> **Task description**: Copy the rows below, substituting "clickable" for every "interactable" and leaving everything else unchanged, and omit the pictures.

> **Stored data**:
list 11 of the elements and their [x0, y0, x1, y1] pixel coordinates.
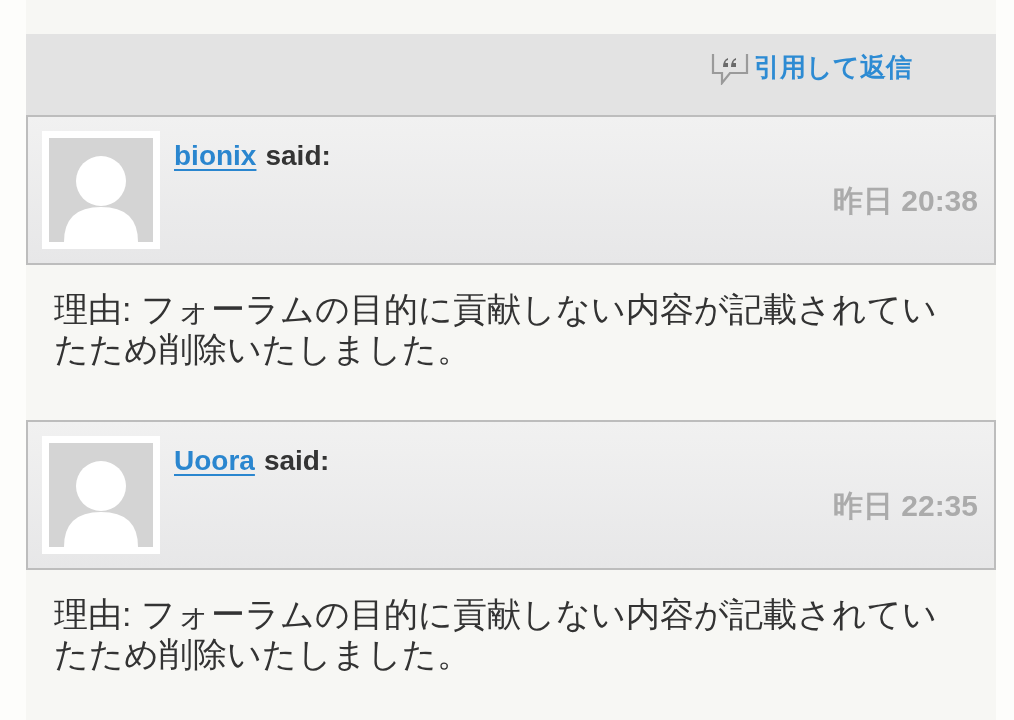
post-time: 昨日 20:38	[832, 183, 978, 219]
username-link[interactable]: bionix	[174, 139, 257, 173]
said-label: said:	[265, 139, 331, 173]
post-time: 昨日 22:35	[832, 488, 978, 524]
avatar-icon	[42, 131, 160, 249]
quote-reply-link[interactable]: 引用して返信	[710, 50, 912, 85]
said-label: said:	[263, 444, 330, 478]
post-body: 理由: フォーラムの目的に貢献しない内容が記載されていたため削除いたしました。	[54, 594, 938, 674]
post-body: 理由: フォーラムの目的に貢献しない内容が記載されていたため削除いたしました。	[54, 289, 938, 369]
avatar-icon	[42, 436, 160, 554]
username-link[interactable]: Uoora	[174, 444, 255, 478]
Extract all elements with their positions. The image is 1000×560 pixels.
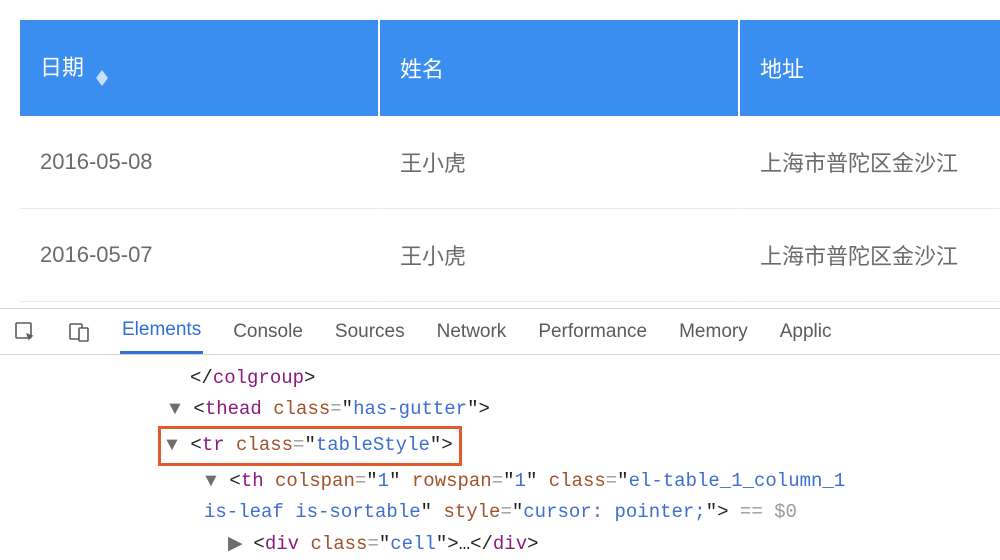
tab-performance[interactable]: Performance xyxy=(536,311,649,353)
header-row: 日期 姓名 地址 xyxy=(20,20,1000,116)
tab-network[interactable]: Network xyxy=(435,311,509,353)
tab-application[interactable]: Applic xyxy=(778,311,834,353)
dom-line-tr-highlighted[interactable]: ▼ <tr class="tableStyle"> xyxy=(0,426,1000,466)
tab-memory[interactable]: Memory xyxy=(677,311,750,353)
dom-line-th[interactable]: ▼ <th colspan="1" rowspan="1" class="el-… xyxy=(0,466,1000,497)
header-address[interactable]: 地址 xyxy=(740,20,1000,116)
dom-line-div-cell[interactable]: ▶ <div class="cell">…</div> xyxy=(0,529,1000,560)
table-row[interactable]: 2016-05-08 王小虎 上海市普陀区金沙江 xyxy=(20,116,1000,209)
cell-address: 上海市普陀区金沙江 xyxy=(740,209,1000,302)
tab-elements[interactable]: Elements xyxy=(120,309,203,354)
devtools-panel: Elements Console Sources Network Perform… xyxy=(0,308,1000,533)
dom-tree[interactable]: </colgroup> ▼ <thead class="has-gutter">… xyxy=(0,355,1000,560)
table-head: 日期 姓名 地址 xyxy=(20,20,1000,116)
header-date-label: 日期 xyxy=(40,55,84,80)
expand-caret-icon[interactable]: ▼ xyxy=(204,466,218,497)
cell-address: 上海市普陀区金沙江 xyxy=(740,116,1000,209)
header-date[interactable]: 日期 xyxy=(20,20,380,116)
device-toolbar-icon[interactable] xyxy=(66,319,92,345)
expand-caret-icon[interactable]: ▼ xyxy=(165,430,179,461)
cell-date: 2016-05-08 xyxy=(20,116,380,209)
header-name[interactable]: 姓名 xyxy=(380,20,740,116)
tab-sources[interactable]: Sources xyxy=(333,311,407,353)
dom-line-colgroup-close[interactable]: </colgroup> xyxy=(0,363,1000,394)
expand-caret-icon[interactable]: ▼ xyxy=(168,394,182,425)
inspect-element-icon[interactable] xyxy=(12,319,38,345)
data-table: 日期 姓名 地址 2016-05-08 王小虎 上海市普陀区金沙江 2016-0… xyxy=(20,20,1000,302)
cell-name: 王小虎 xyxy=(380,116,740,209)
dom-line-thead[interactable]: ▼ <thead class="has-gutter"> xyxy=(0,394,1000,425)
devtools-tabbar: Elements Console Sources Network Perform… xyxy=(0,309,1000,355)
sort-icon[interactable] xyxy=(96,70,108,86)
table-body: 2016-05-08 王小虎 上海市普陀区金沙江 2016-05-07 王小虎 … xyxy=(20,116,1000,302)
table-row[interactable]: 2016-05-07 王小虎 上海市普陀区金沙江 xyxy=(20,209,1000,302)
cell-date: 2016-05-07 xyxy=(20,209,380,302)
collapse-caret-icon[interactable]: ▶ xyxy=(228,529,242,560)
dom-line-th-cont[interactable]: is-leaf is-sortable" style="cursor: poin… xyxy=(0,497,1000,528)
cell-name: 王小虎 xyxy=(380,209,740,302)
header-address-label: 地址 xyxy=(760,57,804,82)
tab-console[interactable]: Console xyxy=(231,311,305,353)
header-name-label: 姓名 xyxy=(400,57,444,82)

> **Written response**:
list 11 of the elements and their [x0, y0, x1, y1] pixel coordinates.
post-time: 昨日 20:38	[832, 183, 978, 219]
username-link[clickable]: bionix	[174, 139, 257, 173]
said-label: said:	[265, 139, 331, 173]
post-time: 昨日 22:35	[832, 488, 978, 524]
avatar-icon	[42, 131, 160, 249]
quote-reply-link[clickable]: 引用して返信	[710, 50, 912, 85]
said-label: said:	[263, 444, 330, 478]
post-body: 理由: フォーラムの目的に貢献しない内容が記載されていたため削除いたしました。	[54, 594, 938, 674]
post-body: 理由: フォーラムの目的に貢献しない内容が記載されていたため削除いたしました。	[54, 289, 938, 369]
avatar-icon	[42, 436, 160, 554]
username-link[clickable]: Uoora	[174, 444, 255, 478]
Extract all elements with their positions. The image is 1000×560 pixels.
tab-performance[clickable]: Performance xyxy=(536,311,649,353)
header-row: 日期 姓名 地址 xyxy=(20,20,1000,116)
tab-network[clickable]: Network xyxy=(435,311,509,353)
tab-application[clickable]: Applic xyxy=(778,311,834,353)
dom-line-tr-highlighted[clickable]: ▼ <tr class="tableStyle"> xyxy=(0,426,1000,466)
tab-memory[clickable]: Memory xyxy=(677,311,750,353)
dom-line-th[clickable]: ▼ <th colspan="1" rowspan="1" class="el-… xyxy=(0,466,1000,497)
header-address[clickable]: 地址 xyxy=(740,20,1000,116)
dom-line-div-cell[clickable]: ▶ <div class="cell">…</div> xyxy=(0,529,1000,560)
table-row[clickable]: 2016-05-08 王小虎 上海市普陀区金沙江 xyxy=(20,116,1000,209)
cell-address: 上海市普陀区金沙江 xyxy=(740,209,1000,302)
tab-elements[clickable]: Elements xyxy=(120,309,203,354)
devtools-panel: Elements Console Sources Network Perform… xyxy=(0,308,1000,533)
dom-tree[clickable]: </colgroup> ▼ <thead class="has-gutter">… xyxy=(0,355,1000,560)
table-head: 日期 姓名 地址 xyxy=(20,20,1000,116)
header-date-label: 日期 xyxy=(40,55,84,80)
expand-caret-icon[clickable]: ▼ xyxy=(204,466,218,497)
cell-address: 上海市普陀区金沙江 xyxy=(740,116,1000,209)
header-date[clickable]: 日期 xyxy=(20,20,380,116)
device-toolbar-icon[clickable] xyxy=(66,319,92,345)
expand-caret-icon[clickable]: ▼ xyxy=(165,430,179,461)
cell-date: 2016-05-08 xyxy=(20,116,380,209)
header-name[clickable]: 姓名 xyxy=(380,20,740,116)
tab-sources[clickable]: Sources xyxy=(333,311,407,353)
dom-line-colgroup-close[clickable]: </colgroup> xyxy=(0,363,1000,394)
expand-caret-icon[clickable]: ▼ xyxy=(168,394,182,425)
inspect-element-icon[clickable] xyxy=(12,319,38,345)
data-table: 日期 姓名 地址 2016-05-08 王小虎 上海市普陀区金沙江 2016-0… xyxy=(20,20,1000,302)
cell-name: 王小虎 xyxy=(380,116,740,209)
dom-line-thead[clickable]: ▼ <thead class="has-gutter"> xyxy=(0,394,1000,425)
devtools-tabbar: Elements Console Sources Network Perform… xyxy=(0,309,1000,355)
sort-icon[clickable] xyxy=(96,70,108,86)
table-body: 2016-05-08 王小虎 上海市普陀区金沙江 2016-05-07 王小虎 … xyxy=(20,116,1000,302)
table-row[clickable]: 2016-05-07 王小虎 上海市普陀区金沙江 xyxy=(20,209,1000,302)
cell-date: 2016-05-07 xyxy=(20,209,380,302)
collapse-caret-icon[clickable]: ▶ xyxy=(228,529,242,560)
dom-line-th-cont[clickable]: is-leaf is-sortable" style="cursor: poin… xyxy=(0,497,1000,528)
cell-name: 王小虎 xyxy=(380,209,740,302)
header-address-label: 地址 xyxy=(760,57,804,82)
tab-console[clickable]: Console xyxy=(231,311,305,353)
header-name-label: 姓名 xyxy=(400,57,444,82)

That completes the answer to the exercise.